>>>>
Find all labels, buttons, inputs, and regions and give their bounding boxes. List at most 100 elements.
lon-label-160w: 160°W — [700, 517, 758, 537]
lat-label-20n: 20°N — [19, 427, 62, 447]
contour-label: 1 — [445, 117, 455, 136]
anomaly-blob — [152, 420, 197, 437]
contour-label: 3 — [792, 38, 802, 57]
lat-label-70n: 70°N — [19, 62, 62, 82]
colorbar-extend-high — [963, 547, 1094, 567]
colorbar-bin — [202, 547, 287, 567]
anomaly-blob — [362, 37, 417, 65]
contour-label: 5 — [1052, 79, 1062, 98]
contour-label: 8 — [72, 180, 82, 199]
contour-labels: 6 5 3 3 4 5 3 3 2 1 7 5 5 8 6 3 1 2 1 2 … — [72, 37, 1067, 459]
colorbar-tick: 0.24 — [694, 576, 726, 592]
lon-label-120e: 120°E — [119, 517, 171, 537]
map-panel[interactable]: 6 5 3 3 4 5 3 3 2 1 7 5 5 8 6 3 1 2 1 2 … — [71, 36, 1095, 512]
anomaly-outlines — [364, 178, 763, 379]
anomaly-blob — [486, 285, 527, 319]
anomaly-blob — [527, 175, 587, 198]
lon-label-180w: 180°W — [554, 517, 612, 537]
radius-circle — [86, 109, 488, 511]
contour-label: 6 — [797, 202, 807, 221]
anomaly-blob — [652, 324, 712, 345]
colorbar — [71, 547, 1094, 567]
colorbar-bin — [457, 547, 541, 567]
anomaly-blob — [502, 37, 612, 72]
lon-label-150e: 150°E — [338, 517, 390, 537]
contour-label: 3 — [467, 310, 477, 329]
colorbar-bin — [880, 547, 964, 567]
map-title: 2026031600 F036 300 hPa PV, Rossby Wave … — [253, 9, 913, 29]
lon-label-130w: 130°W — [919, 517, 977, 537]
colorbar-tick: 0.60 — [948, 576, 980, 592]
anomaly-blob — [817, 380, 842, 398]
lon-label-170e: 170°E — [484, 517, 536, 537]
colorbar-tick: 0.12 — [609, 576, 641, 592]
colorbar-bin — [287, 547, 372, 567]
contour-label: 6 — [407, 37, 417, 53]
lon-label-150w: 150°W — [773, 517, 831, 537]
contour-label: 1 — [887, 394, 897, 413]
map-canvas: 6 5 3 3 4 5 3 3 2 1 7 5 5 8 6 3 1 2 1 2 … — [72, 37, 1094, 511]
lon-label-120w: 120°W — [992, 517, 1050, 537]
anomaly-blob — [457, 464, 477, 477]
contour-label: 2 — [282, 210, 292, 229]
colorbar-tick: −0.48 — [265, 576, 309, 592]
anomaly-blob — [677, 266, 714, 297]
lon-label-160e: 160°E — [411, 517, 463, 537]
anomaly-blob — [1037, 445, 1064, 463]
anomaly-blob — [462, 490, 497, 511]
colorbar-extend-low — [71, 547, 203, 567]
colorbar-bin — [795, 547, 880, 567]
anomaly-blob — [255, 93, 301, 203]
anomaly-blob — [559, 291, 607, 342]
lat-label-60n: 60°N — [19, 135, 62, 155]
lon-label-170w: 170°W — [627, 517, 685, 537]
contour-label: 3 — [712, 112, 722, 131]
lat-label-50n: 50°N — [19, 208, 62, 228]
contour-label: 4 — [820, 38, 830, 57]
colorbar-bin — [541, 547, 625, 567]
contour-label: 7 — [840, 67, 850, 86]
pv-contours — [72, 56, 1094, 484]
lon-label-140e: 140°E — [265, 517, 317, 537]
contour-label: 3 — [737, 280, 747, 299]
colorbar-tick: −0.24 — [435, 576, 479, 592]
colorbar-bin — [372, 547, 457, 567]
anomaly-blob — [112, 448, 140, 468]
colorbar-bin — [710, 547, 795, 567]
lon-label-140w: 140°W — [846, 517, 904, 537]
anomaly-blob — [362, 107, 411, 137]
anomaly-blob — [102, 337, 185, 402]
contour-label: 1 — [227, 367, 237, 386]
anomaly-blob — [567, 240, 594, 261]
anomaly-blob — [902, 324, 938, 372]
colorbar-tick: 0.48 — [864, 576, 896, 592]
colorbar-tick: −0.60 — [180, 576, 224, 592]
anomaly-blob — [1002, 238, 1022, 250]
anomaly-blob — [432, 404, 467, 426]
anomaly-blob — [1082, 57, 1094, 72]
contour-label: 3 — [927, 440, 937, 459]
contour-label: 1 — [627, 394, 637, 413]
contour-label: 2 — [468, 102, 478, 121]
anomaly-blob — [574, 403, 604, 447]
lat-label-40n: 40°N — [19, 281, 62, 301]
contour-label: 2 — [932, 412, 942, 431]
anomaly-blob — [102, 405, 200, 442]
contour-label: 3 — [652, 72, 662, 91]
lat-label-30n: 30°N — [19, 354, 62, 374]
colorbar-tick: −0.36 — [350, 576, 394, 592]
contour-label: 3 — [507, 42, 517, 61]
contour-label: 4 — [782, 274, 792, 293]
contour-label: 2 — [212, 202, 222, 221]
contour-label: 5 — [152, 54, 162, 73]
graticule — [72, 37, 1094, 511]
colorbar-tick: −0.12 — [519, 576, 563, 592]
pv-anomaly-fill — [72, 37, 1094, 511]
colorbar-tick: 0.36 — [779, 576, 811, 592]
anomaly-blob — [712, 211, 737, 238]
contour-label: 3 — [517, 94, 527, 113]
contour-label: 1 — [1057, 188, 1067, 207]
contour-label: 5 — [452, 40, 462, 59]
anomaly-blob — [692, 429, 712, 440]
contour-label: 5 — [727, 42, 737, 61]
<<<<
SHORT EXERCISE — Copy out the whole listing above, line for line, without changing anything.

SOLUTION TO THIS TASK —
Find all labels, buttons, inputs, and regions and give their bounding boxes. List at most 100 elements.
lon-label-160w: 160°W — [700, 517, 758, 537]
lat-label-20n: 20°N — [19, 427, 62, 447]
contour-label: 1 — [445, 117, 455, 136]
anomaly-blob — [152, 420, 197, 437]
contour-label: 3 — [792, 38, 802, 57]
lat-label-70n: 70°N — [19, 62, 62, 82]
colorbar-extend-high — [963, 547, 1094, 567]
colorbar-bin — [202, 547, 287, 567]
anomaly-blob — [362, 37, 417, 65]
contour-label: 5 — [1052, 79, 1062, 98]
contour-label: 8 — [72, 180, 82, 199]
contour-labels: 6 5 3 3 4 5 3 3 2 1 7 5 5 8 6 3 1 2 1 2 … — [72, 37, 1067, 459]
colorbar-tick: 0.24 — [694, 576, 726, 592]
lon-label-120e: 120°E — [119, 517, 171, 537]
map-panel[interactable]: 6 5 3 3 4 5 3 3 2 1 7 5 5 8 6 3 1 2 1 2 … — [71, 36, 1095, 512]
anomaly-outlines — [364, 178, 763, 379]
anomaly-blob — [486, 285, 527, 319]
anomaly-blob — [527, 175, 587, 198]
lon-label-180w: 180°W — [554, 517, 612, 537]
radius-circle — [86, 109, 488, 511]
contour-label: 6 — [797, 202, 807, 221]
anomaly-blob — [652, 324, 712, 345]
colorbar — [71, 547, 1094, 567]
colorbar-bin — [457, 547, 541, 567]
anomaly-blob — [502, 37, 612, 72]
lon-label-150e: 150°E — [338, 517, 390, 537]
contour-label: 3 — [467, 310, 477, 329]
colorbar-bin — [880, 547, 964, 567]
map-title: 2026031600 F036 300 hPa PV, Rossby Wave … — [253, 9, 913, 29]
lon-label-130w: 130°W — [919, 517, 977, 537]
colorbar-tick: 0.60 — [948, 576, 980, 592]
anomaly-blob — [817, 380, 842, 398]
lon-label-170e: 170°E — [484, 517, 536, 537]
colorbar-tick: 0.12 — [609, 576, 641, 592]
colorbar-bin — [287, 547, 372, 567]
contour-label: 6 — [407, 37, 417, 53]
lon-label-150w: 150°W — [773, 517, 831, 537]
contour-label: 1 — [887, 394, 897, 413]
map-canvas: 6 5 3 3 4 5 3 3 2 1 7 5 5 8 6 3 1 2 1 2 … — [72, 37, 1094, 511]
lon-label-120w: 120°W — [992, 517, 1050, 537]
anomaly-blob — [457, 464, 477, 477]
contour-label: 2 — [282, 210, 292, 229]
colorbar-tick: −0.48 — [265, 576, 309, 592]
anomaly-blob — [677, 266, 714, 297]
lon-label-160e: 160°E — [411, 517, 463, 537]
anomaly-blob — [1037, 445, 1064, 463]
anomaly-blob — [462, 490, 497, 511]
colorbar-extend-low — [71, 547, 203, 567]
colorbar-bin — [795, 547, 880, 567]
anomaly-blob — [255, 93, 301, 203]
anomaly-blob — [559, 291, 607, 342]
lat-label-60n: 60°N — [19, 135, 62, 155]
lon-label-170w: 170°W — [627, 517, 685, 537]
contour-label: 3 — [712, 112, 722, 131]
lat-label-50n: 50°N — [19, 208, 62, 228]
contour-label: 4 — [820, 38, 830, 57]
colorbar-bin — [541, 547, 625, 567]
contour-label: 7 — [840, 67, 850, 86]
pv-contours — [72, 56, 1094, 484]
lon-label-140e: 140°E — [265, 517, 317, 537]
contour-label: 3 — [737, 280, 747, 299]
colorbar-tick: −0.24 — [435, 576, 479, 592]
colorbar-bin — [372, 547, 457, 567]
anomaly-blob — [112, 448, 140, 468]
colorbar-bin — [710, 547, 795, 567]
lon-label-140w: 140°W — [846, 517, 904, 537]
anomaly-blob — [362, 107, 411, 137]
anomaly-blob — [102, 337, 185, 402]
contour-label: 1 — [227, 367, 237, 386]
anomaly-blob — [567, 240, 594, 261]
anomaly-blob — [902, 324, 938, 372]
colorbar-tick: 0.48 — [864, 576, 896, 592]
colorbar-tick: −0.60 — [180, 576, 224, 592]
anomaly-blob — [1002, 238, 1022, 250]
anomaly-blob — [432, 404, 467, 426]
anomaly-blob — [1082, 57, 1094, 72]
contour-label: 3 — [927, 440, 937, 459]
contour-label: 1 — [627, 394, 637, 413]
contour-label: 2 — [468, 102, 478, 121]
anomaly-blob — [574, 403, 604, 447]
lat-label-40n: 40°N — [19, 281, 62, 301]
contour-label: 2 — [932, 412, 942, 431]
anomaly-blob — [102, 405, 200, 442]
contour-label: 3 — [652, 72, 662, 91]
lat-label-30n: 30°N — [19, 354, 62, 374]
colorbar-tick: −0.36 — [350, 576, 394, 592]
contour-label: 3 — [507, 42, 517, 61]
contour-label: 4 — [782, 274, 792, 293]
contour-label: 2 — [212, 202, 222, 221]
contour-label: 5 — [152, 54, 162, 73]
graticule — [72, 37, 1094, 511]
colorbar-tick: −0.12 — [519, 576, 563, 592]
pv-anomaly-fill — [72, 37, 1094, 511]
colorbar-tick: 0.36 — [779, 576, 811, 592]
anomaly-blob — [712, 211, 737, 238]
contour-label: 3 — [517, 94, 527, 113]
contour-label: 1 — [1057, 188, 1067, 207]
contour-label: 5 — [452, 40, 462, 59]
anomaly-blob — [692, 429, 712, 440]
contour-label: 5 — [727, 42, 737, 61]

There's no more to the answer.